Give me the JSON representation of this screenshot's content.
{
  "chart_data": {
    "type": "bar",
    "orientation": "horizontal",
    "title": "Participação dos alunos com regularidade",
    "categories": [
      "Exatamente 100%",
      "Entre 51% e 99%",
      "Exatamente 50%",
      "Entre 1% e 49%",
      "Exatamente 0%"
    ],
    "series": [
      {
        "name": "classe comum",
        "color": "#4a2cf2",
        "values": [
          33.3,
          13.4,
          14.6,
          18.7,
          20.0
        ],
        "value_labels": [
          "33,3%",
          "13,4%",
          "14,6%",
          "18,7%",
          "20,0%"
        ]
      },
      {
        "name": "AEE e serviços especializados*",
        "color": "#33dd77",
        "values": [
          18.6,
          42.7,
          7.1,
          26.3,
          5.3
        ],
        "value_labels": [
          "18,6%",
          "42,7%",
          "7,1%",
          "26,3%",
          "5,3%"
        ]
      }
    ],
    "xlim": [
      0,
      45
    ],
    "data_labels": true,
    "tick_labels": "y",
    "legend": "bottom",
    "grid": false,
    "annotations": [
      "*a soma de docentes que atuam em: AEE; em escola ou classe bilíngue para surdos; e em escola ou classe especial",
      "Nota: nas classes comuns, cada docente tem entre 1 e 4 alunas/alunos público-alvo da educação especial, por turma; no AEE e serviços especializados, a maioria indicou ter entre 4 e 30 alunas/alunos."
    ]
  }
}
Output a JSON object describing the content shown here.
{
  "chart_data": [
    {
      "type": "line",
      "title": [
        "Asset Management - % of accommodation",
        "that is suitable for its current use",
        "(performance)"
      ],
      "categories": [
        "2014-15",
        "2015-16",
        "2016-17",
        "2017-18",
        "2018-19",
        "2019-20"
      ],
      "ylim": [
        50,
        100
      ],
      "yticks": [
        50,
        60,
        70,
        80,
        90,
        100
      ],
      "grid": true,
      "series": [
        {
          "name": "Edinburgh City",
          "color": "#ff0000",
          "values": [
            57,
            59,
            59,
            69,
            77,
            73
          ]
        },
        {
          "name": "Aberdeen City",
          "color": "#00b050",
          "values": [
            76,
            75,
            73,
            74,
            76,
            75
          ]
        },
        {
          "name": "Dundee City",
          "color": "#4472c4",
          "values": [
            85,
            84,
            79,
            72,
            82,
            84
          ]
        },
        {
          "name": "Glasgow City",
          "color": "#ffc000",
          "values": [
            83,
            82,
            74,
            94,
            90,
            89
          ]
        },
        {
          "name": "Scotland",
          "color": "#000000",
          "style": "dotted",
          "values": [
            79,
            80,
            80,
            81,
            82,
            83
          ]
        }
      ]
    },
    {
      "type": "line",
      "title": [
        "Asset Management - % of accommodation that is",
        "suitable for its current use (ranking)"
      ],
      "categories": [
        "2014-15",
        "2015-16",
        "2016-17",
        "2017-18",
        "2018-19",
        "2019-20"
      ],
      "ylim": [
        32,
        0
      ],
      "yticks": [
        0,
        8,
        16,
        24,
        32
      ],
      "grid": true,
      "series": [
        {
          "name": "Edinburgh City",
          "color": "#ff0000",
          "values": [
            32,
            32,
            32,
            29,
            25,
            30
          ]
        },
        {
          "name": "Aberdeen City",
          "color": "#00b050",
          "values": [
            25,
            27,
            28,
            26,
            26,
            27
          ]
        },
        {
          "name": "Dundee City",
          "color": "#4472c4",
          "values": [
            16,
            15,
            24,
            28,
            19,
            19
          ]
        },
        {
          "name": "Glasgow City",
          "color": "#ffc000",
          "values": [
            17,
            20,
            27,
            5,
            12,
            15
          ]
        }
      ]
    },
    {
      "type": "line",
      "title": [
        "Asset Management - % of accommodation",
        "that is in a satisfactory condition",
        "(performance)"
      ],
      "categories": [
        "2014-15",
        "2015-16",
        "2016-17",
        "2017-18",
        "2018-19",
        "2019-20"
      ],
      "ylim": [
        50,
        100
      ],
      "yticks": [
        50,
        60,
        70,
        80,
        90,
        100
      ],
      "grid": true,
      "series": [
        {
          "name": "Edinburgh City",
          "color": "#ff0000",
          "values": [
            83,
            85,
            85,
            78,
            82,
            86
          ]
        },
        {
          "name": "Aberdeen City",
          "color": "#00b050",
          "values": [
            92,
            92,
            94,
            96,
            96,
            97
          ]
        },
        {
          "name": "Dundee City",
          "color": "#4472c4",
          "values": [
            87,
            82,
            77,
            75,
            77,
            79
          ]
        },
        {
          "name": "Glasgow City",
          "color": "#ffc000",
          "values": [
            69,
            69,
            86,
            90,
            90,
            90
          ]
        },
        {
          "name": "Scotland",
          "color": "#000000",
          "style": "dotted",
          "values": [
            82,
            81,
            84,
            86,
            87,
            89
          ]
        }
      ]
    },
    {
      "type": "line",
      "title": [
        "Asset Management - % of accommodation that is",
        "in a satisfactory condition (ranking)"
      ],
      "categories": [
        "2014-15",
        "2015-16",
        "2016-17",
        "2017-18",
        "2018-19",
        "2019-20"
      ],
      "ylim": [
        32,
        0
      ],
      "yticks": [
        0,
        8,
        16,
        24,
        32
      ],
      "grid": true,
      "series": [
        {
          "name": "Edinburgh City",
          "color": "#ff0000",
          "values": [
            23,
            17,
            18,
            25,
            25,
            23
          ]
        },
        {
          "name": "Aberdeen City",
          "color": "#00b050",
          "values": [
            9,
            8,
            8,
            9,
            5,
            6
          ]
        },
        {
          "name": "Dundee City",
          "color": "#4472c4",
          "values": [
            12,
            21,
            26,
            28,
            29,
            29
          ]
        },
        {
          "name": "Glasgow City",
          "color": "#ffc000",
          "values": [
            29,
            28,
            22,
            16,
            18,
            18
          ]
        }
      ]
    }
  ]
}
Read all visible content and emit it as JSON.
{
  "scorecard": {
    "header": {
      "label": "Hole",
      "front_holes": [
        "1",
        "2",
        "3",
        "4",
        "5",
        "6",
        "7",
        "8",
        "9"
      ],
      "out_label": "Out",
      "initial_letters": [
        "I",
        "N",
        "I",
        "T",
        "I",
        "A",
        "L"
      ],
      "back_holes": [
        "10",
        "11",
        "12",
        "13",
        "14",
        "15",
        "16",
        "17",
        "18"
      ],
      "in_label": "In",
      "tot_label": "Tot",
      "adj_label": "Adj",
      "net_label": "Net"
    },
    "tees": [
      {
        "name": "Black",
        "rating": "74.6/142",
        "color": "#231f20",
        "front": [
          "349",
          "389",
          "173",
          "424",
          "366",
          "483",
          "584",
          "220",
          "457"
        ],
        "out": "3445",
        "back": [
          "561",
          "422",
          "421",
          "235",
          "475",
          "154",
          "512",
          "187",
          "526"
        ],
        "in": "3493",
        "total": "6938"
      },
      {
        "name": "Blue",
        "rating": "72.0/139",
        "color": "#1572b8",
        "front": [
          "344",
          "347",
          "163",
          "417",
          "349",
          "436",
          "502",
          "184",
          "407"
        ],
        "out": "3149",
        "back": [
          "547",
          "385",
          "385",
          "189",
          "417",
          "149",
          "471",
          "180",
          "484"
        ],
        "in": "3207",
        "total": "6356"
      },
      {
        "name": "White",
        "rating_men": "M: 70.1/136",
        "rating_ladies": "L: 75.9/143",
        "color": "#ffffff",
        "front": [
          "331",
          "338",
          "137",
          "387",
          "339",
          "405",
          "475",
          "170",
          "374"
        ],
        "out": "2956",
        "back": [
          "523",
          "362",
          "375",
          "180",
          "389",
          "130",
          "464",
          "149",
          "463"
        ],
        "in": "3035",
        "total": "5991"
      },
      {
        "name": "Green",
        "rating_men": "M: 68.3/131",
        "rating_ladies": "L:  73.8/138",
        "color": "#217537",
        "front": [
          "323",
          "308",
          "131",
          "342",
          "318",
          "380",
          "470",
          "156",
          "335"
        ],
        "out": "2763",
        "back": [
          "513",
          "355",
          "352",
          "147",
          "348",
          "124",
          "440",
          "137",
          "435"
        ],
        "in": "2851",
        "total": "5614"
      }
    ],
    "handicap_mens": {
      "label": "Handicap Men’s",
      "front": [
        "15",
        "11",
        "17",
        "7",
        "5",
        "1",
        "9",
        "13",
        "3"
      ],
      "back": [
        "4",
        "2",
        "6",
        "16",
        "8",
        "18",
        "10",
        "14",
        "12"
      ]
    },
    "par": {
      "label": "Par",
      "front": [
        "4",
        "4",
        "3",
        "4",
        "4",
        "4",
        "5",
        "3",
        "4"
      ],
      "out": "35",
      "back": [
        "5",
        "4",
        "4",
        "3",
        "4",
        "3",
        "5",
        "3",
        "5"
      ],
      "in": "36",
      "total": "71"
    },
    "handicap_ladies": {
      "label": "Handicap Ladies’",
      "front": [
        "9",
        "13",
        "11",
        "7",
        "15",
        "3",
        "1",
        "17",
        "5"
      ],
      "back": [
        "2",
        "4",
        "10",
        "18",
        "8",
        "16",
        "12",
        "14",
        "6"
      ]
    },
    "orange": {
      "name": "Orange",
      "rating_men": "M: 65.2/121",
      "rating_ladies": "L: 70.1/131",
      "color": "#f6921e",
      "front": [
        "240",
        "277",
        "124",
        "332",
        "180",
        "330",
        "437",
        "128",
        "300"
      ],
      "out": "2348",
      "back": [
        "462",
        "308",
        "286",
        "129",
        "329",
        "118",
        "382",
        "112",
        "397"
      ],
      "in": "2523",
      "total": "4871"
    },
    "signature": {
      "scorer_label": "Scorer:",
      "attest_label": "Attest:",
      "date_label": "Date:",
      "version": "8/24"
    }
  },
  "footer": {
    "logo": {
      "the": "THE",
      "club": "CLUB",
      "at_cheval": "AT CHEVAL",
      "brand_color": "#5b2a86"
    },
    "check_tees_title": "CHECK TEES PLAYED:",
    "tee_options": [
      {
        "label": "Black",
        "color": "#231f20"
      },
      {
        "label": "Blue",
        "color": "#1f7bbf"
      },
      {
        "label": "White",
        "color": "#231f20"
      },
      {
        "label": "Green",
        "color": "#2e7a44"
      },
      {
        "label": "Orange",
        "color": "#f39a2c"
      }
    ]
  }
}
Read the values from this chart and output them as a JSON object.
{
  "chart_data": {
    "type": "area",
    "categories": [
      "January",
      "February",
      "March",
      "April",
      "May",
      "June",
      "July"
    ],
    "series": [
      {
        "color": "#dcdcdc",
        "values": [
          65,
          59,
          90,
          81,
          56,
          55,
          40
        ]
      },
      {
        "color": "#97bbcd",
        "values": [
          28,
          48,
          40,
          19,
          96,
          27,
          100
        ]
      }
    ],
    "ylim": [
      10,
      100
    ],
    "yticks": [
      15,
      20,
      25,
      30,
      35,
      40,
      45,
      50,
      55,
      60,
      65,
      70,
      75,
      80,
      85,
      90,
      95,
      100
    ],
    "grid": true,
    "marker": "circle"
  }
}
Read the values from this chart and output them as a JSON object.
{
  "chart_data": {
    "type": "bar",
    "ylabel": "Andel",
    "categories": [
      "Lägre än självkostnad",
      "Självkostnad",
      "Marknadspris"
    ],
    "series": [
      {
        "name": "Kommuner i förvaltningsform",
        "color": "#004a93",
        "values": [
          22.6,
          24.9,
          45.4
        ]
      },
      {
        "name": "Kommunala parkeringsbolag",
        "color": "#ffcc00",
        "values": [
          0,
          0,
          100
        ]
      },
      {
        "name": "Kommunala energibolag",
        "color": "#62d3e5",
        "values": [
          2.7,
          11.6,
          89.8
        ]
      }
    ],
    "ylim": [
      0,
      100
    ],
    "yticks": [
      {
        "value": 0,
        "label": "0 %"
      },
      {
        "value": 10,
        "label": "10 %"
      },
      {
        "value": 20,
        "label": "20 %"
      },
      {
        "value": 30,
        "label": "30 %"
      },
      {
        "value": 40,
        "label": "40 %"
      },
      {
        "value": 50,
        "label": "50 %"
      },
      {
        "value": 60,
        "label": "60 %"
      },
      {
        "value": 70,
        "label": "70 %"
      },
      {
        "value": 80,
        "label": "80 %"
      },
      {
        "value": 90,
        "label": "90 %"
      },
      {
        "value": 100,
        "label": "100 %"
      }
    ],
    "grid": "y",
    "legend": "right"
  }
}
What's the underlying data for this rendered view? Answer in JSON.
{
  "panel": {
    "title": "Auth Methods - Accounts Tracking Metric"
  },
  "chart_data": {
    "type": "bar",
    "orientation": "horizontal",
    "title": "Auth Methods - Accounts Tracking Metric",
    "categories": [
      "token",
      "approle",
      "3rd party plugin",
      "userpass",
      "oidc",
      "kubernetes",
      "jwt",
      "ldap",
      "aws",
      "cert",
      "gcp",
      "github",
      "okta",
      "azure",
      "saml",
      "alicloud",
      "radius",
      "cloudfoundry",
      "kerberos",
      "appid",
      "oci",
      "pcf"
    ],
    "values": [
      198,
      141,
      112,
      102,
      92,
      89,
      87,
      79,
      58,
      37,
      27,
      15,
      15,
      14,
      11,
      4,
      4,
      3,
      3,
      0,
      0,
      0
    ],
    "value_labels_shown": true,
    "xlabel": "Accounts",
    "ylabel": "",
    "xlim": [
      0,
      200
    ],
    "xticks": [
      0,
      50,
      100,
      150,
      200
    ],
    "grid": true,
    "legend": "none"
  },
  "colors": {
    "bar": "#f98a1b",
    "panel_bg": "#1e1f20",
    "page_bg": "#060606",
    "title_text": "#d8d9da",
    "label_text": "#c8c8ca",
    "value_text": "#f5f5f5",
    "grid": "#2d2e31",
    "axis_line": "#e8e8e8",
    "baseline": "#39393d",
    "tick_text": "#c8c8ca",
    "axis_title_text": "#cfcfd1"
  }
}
☆ ☆ ☆ ☆ ☆
▶ _Set exercise_: Show every line where the string "Auth" appears.

▶ _Written response_:
    "title": "Auth Methods - Accounts Tracking Metric"
    "title": "Auth Methods - Accounts Tracking Metric",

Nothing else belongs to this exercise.